---------- STORED DATA ----------
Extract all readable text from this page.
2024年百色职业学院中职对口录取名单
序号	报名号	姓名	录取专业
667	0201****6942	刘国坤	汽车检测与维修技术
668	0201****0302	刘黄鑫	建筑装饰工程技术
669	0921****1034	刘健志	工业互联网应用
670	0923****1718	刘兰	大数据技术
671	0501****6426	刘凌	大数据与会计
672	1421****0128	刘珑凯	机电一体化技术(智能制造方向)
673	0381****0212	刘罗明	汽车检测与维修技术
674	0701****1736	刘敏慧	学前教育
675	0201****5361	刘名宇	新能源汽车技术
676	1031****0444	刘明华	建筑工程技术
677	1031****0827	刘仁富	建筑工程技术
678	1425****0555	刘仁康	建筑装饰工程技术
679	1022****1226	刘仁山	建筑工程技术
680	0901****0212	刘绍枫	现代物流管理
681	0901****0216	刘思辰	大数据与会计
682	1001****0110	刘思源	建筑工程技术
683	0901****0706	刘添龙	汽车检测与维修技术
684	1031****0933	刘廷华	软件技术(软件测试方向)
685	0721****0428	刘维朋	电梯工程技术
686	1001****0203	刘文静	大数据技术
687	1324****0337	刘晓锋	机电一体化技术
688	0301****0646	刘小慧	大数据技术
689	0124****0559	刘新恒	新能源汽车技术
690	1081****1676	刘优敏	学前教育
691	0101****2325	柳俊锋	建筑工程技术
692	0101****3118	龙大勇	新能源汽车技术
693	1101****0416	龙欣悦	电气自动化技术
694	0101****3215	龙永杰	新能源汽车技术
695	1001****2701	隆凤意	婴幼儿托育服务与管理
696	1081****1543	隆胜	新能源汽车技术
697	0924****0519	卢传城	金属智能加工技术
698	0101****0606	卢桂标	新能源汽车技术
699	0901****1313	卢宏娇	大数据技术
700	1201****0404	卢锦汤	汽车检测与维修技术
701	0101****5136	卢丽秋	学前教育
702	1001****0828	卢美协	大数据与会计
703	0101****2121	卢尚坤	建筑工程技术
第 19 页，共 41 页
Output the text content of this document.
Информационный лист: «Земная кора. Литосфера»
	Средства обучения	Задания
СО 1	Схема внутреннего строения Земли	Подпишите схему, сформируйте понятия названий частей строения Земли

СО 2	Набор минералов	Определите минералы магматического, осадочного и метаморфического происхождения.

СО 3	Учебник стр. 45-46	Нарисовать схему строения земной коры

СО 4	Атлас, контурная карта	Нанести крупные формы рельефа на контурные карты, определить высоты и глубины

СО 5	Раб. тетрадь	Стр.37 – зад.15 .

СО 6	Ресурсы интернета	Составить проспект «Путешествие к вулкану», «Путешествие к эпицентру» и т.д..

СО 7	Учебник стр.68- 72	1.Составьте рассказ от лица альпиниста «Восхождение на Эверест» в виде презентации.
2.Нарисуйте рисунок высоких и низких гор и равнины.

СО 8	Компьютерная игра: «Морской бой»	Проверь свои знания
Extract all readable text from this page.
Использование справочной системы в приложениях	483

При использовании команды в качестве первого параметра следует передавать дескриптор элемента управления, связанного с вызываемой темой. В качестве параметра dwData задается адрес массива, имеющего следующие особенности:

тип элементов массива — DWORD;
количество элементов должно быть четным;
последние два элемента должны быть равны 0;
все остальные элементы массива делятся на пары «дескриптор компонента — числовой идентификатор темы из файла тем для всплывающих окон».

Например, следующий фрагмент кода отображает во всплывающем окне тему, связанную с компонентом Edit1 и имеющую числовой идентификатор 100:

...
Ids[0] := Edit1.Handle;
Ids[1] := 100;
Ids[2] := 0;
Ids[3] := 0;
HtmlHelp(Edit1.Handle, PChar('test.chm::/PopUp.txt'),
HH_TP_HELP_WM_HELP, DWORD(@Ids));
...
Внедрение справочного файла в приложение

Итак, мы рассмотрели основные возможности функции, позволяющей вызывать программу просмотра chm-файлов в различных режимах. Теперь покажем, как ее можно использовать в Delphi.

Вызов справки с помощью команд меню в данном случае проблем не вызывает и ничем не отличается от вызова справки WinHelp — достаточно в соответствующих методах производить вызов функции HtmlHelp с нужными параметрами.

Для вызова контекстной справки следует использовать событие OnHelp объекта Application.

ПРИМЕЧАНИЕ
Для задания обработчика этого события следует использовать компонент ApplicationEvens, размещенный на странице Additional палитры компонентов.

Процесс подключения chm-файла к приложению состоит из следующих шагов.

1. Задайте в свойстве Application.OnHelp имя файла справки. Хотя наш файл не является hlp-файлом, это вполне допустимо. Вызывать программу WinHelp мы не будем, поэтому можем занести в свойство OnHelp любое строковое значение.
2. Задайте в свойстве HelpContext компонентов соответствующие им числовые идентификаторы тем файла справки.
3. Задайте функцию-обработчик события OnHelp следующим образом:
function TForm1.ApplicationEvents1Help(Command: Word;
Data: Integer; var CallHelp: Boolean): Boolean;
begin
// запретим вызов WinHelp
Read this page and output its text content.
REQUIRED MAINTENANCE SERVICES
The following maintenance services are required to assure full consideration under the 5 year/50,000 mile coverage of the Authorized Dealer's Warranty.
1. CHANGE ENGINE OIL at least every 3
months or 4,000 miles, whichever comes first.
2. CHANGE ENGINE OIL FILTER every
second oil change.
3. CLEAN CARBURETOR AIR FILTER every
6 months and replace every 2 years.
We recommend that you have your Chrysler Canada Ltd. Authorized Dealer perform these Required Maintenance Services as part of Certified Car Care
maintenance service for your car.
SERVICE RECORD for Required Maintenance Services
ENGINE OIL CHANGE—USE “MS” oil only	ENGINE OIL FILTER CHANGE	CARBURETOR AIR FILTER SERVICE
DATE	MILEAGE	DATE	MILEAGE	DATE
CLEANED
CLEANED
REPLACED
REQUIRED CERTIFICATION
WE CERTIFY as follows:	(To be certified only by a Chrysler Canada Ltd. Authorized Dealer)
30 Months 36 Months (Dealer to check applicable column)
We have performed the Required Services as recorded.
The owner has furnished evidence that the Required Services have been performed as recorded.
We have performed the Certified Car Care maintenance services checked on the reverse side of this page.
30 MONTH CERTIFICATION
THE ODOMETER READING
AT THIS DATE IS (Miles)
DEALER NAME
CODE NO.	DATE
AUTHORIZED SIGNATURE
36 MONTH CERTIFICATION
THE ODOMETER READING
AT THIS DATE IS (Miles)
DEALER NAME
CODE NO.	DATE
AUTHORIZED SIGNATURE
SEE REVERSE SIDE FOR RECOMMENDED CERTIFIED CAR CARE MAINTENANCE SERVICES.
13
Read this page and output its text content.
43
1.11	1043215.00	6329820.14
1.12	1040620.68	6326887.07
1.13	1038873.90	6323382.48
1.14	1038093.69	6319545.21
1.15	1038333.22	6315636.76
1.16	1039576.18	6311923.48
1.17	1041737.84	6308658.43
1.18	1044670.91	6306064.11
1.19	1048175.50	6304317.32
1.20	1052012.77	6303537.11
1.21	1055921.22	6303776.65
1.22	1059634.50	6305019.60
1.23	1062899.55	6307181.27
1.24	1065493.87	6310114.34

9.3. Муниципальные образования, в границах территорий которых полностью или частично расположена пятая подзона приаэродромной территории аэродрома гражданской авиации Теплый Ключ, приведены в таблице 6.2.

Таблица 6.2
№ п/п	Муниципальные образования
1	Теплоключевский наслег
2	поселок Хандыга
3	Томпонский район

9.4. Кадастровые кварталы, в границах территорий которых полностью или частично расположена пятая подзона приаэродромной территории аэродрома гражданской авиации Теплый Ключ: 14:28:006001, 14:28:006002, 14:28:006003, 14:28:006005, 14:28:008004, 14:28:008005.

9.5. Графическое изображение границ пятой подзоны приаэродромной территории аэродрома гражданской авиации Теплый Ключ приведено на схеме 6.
----------
▶ WHAT THE TASK ASKS:
What is the number of lines in the records that contain the string "学前教育"? Give only that number.

▶ OUTPUT OF THE TASK:
3